Source —
Walter Fritzsch (21 November 1920 – 15 October 1997) was a German football player and manager.

Beginning 
He began his career as a player in 1927 with SC Planitz. In 1940, he transferred to VfL Leisnig and played there until 1943 after which he played for several other clubs including BC Hartha, SC Döbeln and Zwickau-Oberhohndorf. After World War II he stayed in what would become East Germany and finished his playing days with Wismut Cainsdorf in 1950.

His playing career ended due to a back injury, he became a trainer with Wismut Aue in 1950. Fritzsch then went on to work as trainer with a number of sides between 1952 and 1969 including Empor Lauter, Motor Dessau, SC Motor Karl-Marx-Stadt, SC Empor Rostock (where he earned three vice-championships), and Stahl Riesa.

Dynamo Dresden
Fritzsch joined Dynamo Dresden as trainer on 30 June 1969 and the club soon began the most successful period of its history. Under his guidance the black and yellow won five East German championships in the first division DDR-Oberliga (1971, 1973, 1976, 1977, 1978), as well as four vice-championships. The team also captured two East German Cups (FDGB Pokal) in 1971 and 1977, and made 42 European Cup appearances. During his career the small, strict trainer also coached 40 national team players and helped uncover talents such as Ulf Kirsten and Matthias Sammer.

Task brief — Can you return the entire text about Walter Fritzsch word for word? Work only from the text about Walter Fritzsch.

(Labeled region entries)
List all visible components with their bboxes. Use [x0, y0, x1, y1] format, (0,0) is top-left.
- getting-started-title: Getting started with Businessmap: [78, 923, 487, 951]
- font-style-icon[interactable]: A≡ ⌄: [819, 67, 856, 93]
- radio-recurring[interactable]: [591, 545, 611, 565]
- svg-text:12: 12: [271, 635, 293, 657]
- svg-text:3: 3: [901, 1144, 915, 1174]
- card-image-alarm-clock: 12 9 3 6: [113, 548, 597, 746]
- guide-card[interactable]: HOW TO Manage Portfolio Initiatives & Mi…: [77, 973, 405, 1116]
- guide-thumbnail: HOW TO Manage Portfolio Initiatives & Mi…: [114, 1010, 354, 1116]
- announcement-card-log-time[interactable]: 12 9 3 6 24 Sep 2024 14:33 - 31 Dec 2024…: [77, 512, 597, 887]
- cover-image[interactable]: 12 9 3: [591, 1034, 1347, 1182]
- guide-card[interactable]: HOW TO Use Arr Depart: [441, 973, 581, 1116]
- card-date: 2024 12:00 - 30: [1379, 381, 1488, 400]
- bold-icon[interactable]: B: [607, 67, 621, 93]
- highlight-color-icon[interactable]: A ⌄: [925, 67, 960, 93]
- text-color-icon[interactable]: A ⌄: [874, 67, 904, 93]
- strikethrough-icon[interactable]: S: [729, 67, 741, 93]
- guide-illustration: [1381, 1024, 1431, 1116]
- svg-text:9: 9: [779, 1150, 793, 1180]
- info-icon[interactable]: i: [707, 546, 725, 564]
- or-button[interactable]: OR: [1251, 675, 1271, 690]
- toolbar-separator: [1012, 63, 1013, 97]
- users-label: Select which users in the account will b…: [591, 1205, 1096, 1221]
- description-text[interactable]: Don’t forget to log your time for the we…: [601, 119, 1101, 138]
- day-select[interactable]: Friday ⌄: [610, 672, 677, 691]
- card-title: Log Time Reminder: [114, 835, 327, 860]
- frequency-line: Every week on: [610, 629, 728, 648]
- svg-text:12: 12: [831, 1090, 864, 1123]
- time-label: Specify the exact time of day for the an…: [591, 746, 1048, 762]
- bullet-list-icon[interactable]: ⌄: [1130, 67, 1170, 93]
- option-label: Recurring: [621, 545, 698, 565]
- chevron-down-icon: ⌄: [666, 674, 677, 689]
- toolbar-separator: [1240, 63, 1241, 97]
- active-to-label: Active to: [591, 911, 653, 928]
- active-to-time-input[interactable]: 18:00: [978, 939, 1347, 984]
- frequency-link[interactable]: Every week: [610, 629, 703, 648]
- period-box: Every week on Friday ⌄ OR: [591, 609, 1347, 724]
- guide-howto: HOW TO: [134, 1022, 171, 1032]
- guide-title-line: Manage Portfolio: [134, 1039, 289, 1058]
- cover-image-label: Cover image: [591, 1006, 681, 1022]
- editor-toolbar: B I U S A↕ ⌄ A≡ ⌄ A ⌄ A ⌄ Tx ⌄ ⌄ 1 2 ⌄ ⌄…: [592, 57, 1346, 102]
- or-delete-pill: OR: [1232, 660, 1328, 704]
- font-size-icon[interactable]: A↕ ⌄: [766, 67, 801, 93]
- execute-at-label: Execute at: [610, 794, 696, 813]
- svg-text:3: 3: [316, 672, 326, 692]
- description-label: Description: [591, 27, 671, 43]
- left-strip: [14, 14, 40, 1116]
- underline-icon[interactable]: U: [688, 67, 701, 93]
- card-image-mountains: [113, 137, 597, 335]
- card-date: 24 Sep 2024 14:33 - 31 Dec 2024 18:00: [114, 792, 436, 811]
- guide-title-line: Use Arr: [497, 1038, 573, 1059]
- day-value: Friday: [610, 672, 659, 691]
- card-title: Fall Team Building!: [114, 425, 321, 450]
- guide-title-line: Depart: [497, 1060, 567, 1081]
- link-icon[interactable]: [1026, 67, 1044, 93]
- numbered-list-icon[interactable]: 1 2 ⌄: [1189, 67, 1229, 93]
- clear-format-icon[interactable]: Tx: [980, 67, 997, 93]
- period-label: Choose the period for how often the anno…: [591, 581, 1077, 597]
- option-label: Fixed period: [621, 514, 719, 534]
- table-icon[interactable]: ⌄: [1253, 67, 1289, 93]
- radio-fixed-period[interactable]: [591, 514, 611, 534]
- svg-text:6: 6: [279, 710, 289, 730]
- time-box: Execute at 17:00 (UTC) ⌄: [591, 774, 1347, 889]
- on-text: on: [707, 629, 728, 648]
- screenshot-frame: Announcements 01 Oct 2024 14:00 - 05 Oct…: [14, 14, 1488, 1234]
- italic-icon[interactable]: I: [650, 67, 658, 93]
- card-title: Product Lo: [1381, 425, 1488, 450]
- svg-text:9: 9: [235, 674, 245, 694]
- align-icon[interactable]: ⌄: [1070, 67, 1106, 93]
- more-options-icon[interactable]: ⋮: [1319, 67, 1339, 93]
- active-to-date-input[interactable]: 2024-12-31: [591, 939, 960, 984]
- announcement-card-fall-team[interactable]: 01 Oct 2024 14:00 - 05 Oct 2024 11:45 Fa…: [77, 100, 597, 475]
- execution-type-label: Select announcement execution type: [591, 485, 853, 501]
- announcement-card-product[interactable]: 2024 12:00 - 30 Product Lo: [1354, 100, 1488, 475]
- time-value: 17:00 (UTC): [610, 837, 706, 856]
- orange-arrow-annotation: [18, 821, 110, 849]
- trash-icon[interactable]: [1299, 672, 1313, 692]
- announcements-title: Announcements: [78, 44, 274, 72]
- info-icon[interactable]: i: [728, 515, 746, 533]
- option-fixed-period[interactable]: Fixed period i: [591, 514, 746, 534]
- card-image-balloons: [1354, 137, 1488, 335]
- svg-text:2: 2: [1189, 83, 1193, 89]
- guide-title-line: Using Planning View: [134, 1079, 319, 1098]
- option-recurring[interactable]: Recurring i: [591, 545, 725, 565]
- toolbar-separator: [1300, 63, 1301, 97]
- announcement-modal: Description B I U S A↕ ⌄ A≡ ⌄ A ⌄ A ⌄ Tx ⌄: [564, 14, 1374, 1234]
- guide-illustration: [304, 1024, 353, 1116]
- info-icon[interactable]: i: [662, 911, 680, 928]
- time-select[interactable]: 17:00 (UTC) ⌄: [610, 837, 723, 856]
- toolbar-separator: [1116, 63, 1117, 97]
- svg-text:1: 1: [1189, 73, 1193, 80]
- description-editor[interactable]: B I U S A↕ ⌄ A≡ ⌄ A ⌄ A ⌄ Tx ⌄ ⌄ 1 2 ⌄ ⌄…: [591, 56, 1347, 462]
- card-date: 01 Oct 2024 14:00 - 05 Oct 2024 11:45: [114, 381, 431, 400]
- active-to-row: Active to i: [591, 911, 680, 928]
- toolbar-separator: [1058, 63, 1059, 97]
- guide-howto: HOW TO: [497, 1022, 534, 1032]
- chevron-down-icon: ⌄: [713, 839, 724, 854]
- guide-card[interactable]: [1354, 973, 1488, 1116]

In response —
Walter Fritzsch (21 November 1920 – 15 October 1997) was a German football player and manager.

Beginning 
He began his career as a player in 1927 with SC Planitz. In 1940, he transferred to VfL Leisnig and played there until 1943 after which he played for several other clubs including BC Hartha, SC Döbeln and Zwickau-Oberhohndorf. After World War II he stayed in what would become East Germany and finished his playing days with Wismut Cainsdorf in 1950.

His playing career ended due to a back injury, he became a trainer with Wismut Aue in 1950. Fritzsch then went on to work as trainer with a number of sides between 1952 and 1969 including Empor Lauter, Motor Dessau, SC Motor Karl-Marx-Stadt, SC Empor Rostock (where he earned three vice-championships), and Stahl Riesa.

Dynamo Dresden
Fritzsch joined Dynamo Dresden as trainer on 30 June 1969 and the club soon began the most successful period of its history. Under his guidance the black and yellow won five East German championships in the first division DDR-Oberliga (1971, 1973, 1976, 1977, 1978), as well as four vice-championships. The team also captured two East German Cups (FDGB Pokal) in 1971 and 1977, and made 42 European Cup appearances. During his career the small, strict trainer also coached 40 national team players and helped uncover talents such as Ulf Kirsten and Matthias Sammer.